## Your instructions
Present the data once more in exactly its original form.
## Begin Exercise material
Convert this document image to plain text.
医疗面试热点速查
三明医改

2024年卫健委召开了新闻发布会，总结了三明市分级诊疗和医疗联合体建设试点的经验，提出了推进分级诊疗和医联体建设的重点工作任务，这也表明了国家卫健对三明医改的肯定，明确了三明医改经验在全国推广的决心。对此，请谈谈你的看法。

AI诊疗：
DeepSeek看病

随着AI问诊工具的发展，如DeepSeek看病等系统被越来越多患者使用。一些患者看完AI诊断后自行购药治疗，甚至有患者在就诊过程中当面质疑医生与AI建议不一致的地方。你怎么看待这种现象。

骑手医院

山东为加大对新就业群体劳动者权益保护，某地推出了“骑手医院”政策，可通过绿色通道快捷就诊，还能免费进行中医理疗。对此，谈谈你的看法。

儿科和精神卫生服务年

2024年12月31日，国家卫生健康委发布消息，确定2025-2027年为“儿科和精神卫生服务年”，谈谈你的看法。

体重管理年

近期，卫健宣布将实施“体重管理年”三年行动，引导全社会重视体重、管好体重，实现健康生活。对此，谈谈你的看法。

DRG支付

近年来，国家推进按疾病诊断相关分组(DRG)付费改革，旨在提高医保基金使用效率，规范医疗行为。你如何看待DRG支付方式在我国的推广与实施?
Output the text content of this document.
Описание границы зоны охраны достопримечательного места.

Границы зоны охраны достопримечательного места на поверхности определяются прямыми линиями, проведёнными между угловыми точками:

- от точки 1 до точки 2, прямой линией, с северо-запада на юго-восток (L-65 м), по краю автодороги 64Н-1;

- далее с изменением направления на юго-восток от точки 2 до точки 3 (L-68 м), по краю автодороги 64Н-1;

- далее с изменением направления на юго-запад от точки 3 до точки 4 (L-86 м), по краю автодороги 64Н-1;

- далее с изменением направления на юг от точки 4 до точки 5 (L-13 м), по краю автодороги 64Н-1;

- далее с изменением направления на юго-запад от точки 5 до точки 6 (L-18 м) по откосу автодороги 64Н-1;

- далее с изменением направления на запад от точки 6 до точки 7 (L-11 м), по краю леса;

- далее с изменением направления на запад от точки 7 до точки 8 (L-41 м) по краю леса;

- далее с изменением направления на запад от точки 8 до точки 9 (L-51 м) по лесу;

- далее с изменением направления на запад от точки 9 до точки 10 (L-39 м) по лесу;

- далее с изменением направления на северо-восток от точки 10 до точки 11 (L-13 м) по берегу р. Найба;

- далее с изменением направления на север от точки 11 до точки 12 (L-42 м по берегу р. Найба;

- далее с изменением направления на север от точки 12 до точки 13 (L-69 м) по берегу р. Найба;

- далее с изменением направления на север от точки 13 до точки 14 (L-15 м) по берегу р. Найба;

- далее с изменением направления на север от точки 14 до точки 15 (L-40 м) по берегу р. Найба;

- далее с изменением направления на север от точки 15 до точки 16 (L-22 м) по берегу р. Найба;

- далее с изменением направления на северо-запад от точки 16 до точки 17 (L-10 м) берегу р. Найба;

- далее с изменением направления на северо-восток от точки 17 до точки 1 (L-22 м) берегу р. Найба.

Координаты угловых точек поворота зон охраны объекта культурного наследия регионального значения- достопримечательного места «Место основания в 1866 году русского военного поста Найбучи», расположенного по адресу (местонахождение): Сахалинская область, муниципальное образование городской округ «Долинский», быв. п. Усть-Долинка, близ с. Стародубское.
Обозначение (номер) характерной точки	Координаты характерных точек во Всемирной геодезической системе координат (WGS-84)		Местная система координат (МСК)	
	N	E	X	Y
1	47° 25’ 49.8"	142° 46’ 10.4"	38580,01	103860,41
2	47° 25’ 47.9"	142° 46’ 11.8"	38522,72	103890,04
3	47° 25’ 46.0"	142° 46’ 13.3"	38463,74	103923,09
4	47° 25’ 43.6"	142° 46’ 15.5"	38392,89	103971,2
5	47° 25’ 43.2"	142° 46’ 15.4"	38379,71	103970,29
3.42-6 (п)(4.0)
## End Exercise material
## Completed task
Convert this document image to plain text.
医疗面试热点速查
三明医改

2024年卫健委召开了新闻发布会，总结了三明市分级诊疗和医疗联合体建设试点的经验，提出了推进分级诊疗和医联体建设的重点工作任务，这也表明了国家卫健对三明医改的肯定，明确了三明医改经验在全国推广的决心。对此，请谈谈你的看法。

AI诊疗：
DeepSeek看病

随着AI问诊工具的发展，如DeepSeek看病等系统被越来越多患者使用。一些患者看完AI诊断后自行购药治疗，甚至有患者在就诊过程中当面质疑医生与AI建议不一致的地方。你怎么看待这种现象。

骑手医院

山东为加大对新就业群体劳动者权益保护，某地推出了“骑手医院”政策，可通过绿色通道快捷就诊，还能免费进行中医理疗。对此，谈谈你的看法。

儿科和精神卫生服务年

2024年12月31日，国家卫生健康委发布消息，确定2025-2027年为“儿科和精神卫生服务年”，谈谈你的看法。

体重管理年

近期，卫健宣布将实施“体重管理年”三年行动，引导全社会重视体重、管好体重，实现健康生活。对此，谈谈你的看法。

DRG支付

近年来，国家推进按疾病诊断相关分组(DRG)付费改革，旨在提高医保基金使用效率，规范医疗行为。你如何看待DRG支付方式在我国的推广与实施?
Output the text content of this document.
Описание границы зоны охраны достопримечательного места.

Границы зоны охраны достопримечательного места на поверхности определяются прямыми линиями, проведёнными между угловыми точками:

- от точки 1 до точки 2, прямой линией, с северо-запада на юго-восток (L-65 м), по краю автодороги 64Н-1;

- далее с изменением направления на юго-восток от точки 2 до точки 3 (L-68 м), по краю автодороги 64Н-1;

- далее с изменением направления на юго-запад от точки 3 до точки 4 (L-86 м), по краю автодороги 64Н-1;

- далее с изменением направления на юг от точки 4 до точки 5 (L-13 м), по краю автодороги 64Н-1;

- далее с изменением направления на юго-запад от точки 5 до точки 6 (L-18 м) по откосу автодороги 64Н-1;

- далее с изменением направления на запад от точки 6 до точки 7 (L-11 м), по краю леса;

- далее с изменением направления на запад от точки 7 до точки 8 (L-41 м) по краю леса;

- далее с изменением направления на запад от точки 8 до точки 9 (L-51 м) по лесу;

- далее с изменением направления на запад от точки 9 до точки 10 (L-39 м) по лесу;

- далее с изменением направления на северо-восток от точки 10 до точки 11 (L-13 м) по берегу р. Найба;

- далее с изменением направления на север от точки 11 до точки 12 (L-42 м по берегу р. Найба;

- далее с изменением направления на север от точки 12 до точки 13 (L-69 м) по берегу р. Найба;

- далее с изменением направления на север от точки 13 до точки 14 (L-15 м) по берегу р. Найба;

- далее с изменением направления на север от точки 14 до точки 15 (L-40 м) по берегу р. Найба;

- далее с изменением направления на север от точки 15 до точки 16 (L-22 м) по берегу р. Найба;

- далее с изменением направления на северо-запад от точки 16 до точки 17 (L-10 м) берегу р. Найба;

- далее с изменением направления на северо-восток от точки 17 до точки 1 (L-22 м) берегу р. Найба.

Координаты угловых точек поворота зон охраны объекта культурного наследия регионального значения- достопримечательного места «Место основания в 1866 году русского военного поста Найбучи», расположенного по адресу (местонахождение): Сахалинская область, муниципальное образование городской округ «Долинский», быв. п. Усть-Долинка, близ с. Стародубское.
Обозначение (номер) характерной точки	Координаты характерных точек во Всемирной геодезической системе координат (WGS-84)		Местная система координат (МСК)	
	N	E	X	Y
1	47° 25’ 49.8"	142° 46’ 10.4"	38580,01	103860,41
2	47° 25’ 47.9"	142° 46’ 11.8"	38522,72	103890,04
3	47° 25’ 46.0"	142° 46’ 13.3"	38463,74	103923,09
4	47° 25’ 43.6"	142° 46’ 15.5"	38392,89	103971,2
5	47° 25’ 43.2"	142° 46’ 15.4"	38379,71	103970,29
3.42-6 (п)(4.0)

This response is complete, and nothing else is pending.